─── SOURCE MATERIAL
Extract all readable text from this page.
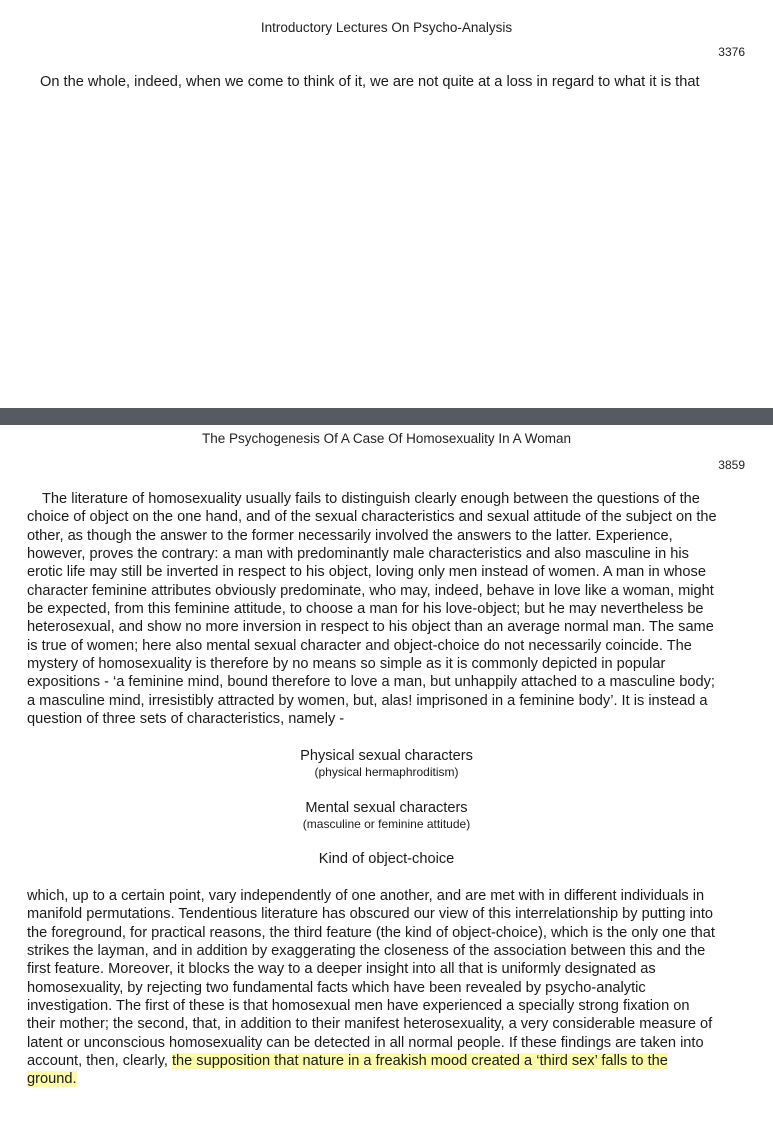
Introductory Lectures On Psycho-Analysis
3376
On the whole, indeed, when we come to think of it, we are not quite at a loss in regard to what it is that
The Psychogenesis Of A Case Of Homosexuality In A Woman
3859
The literature of homosexuality usually fails to distinguish clearly enough between the questions of the
choice of object on the one hand, and of the sexual characteristics and sexual attitude of the subject on the
other, as though the answer to the former necessarily involved the answers to the latter. Experience,
however, proves the contrary: a man with predominantly male characteristics and also masculine in his
erotic life may still be inverted in respect to his object, loving only men instead of women. A man in whose
character feminine attributes obviously predominate, who may, indeed, behave in love like a woman, might
be expected, from this feminine attitude, to choose a man for his love-object; but he may nevertheless be
heterosexual, and show no more inversion in respect to his object than an average normal man. The same
is true of women; here also mental sexual character and object-choice do not necessarily coincide. The
mystery of homosexuality is therefore by no means so simple as it is commonly depicted in popular
expositions - ‘a feminine mind, bound therefore to love a man, but unhappily attached to a masculine body;
a masculine mind, irresistibly attracted by women, but, alas! imprisoned in a feminine body’. It is instead a
question of three sets of characteristics, namely -
Physical sexual characters
(physical hermaphroditism)
Mental sexual characters
(masculine or feminine attitude)
Kind of object-choice
which, up to a certain point, vary independently of one another, and are met with in different individuals in
manifold permutations. Tendentious literature has obscured our view of this interrelationship by putting into
the foreground, for practical reasons, the third feature (the kind of object-choice), which is the only one that
strikes the layman, and in addition by exaggerating the closeness of the association between this and the
first feature. Moreover, it blocks the way to a deeper insight into all that is uniformly designated as
homosexuality, by rejecting two fundamental facts which have been revealed by psycho-analytic
investigation. The first of these is that homosexual men have experienced a specially strong fixation on
their mother; the second, that, in addition to their manifest heterosexuality, a very considerable measure of
latent or unconscious homosexuality can be detected in all normal people. If these findings are taken into
account, then, clearly, the supposition that nature in a freakish mood created a ‘third sex’ falls to the
ground.
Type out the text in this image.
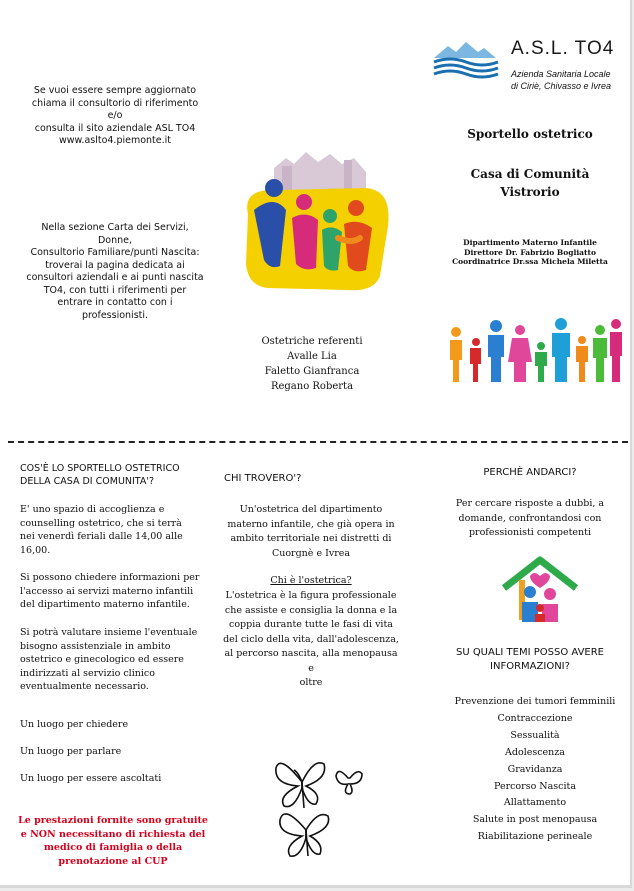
Se vuoi essere sempre aggiornato
chiama il consultorio di riferimento
e/o
consulta il sito aziendale ASL TO4
www.aslto4.piemonte.it
Nella sezione Carta dei Servizi,
Donne,
Consultorio Familiare/punti Nascita:
troverai la pagina dedicata ai
consultori aziendali e ai punti nascita
TO4, con tutti i riferimenti per
entrare in contatto con i
professionisti.
Ostetriche referenti
Avalle Lia
Faletto Gianfranca
Regano Roberta
A.S.L. TO4
Azienda Sanitaria Locale
di Ciriè, Chivasso e Ivrea
Sportello ostetrico
Casa di Comunità
Vistrorio
Dipartimento Materno Infantile
Direttore Dr. Fabrizio Bogliatto
Coordinatrice Dr.ssa Michela Miletta
COS'È LO SPORTELLO OSTETRICO
DELLA CASA DI COMUNITA'?
E' uno spazio di accoglienza e
counselling ostetrico, che si terrà
nei venerdì feriali dalle 14,00 alle
16,00.
Si possono chiedere informazioni per
l'accesso ai servizi materno infantili
del dipartimento materno infantile.
Si potrà valutare insieme l'eventuale
bisogno assistenziale in ambito
ostetrico e ginecologico ed essere
indirizzati al servizio clinico
eventualmente necessario.
Un luogo per chiedere
Un luogo per parlare
Un luogo per essere ascoltati
Le prestazioni fornite sono gratuite
e NON necessitano di richiesta del
medico di famiglia o della
prenotazione al CUP
CHI TROVERO'?
Un'ostetrica del dipartimento
materno infantile, che già opera in
ambito territoriale nei distretti di
Cuorgnè e Ivrea
Chi è l'ostetrica?
L'ostetrica è la figura professionale
che assiste e consiglia la donna e la
coppia durante tutte le fasi di vita
del ciclo della vita, dall'adolescenza,
al percorso nascita, alla menopausa e
oltre
PERCHÈ ANDARCI?
Per cercare risposte a dubbi, a
domande, confrontandosi con
professionisti competenti
SU QUALI TEMI POSSO AVERE
INFORMAZIONI?
Prevenzione dei tumori femminili
Contraccezione
Sessualità
Adolescenza
Gravidanza
Percorso Nascita
Allattamento
Salute in post menopausa
Riabilitazione perineale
──────
- [YOUR OBJECTIVE]: Take the entries above and copy out all lines with the string "from".

- [ANSWER AREA]:
Extract all readable text from this page.
be expected, from this feminine attitude, to choose a man for his love-object; but he may nevertheless be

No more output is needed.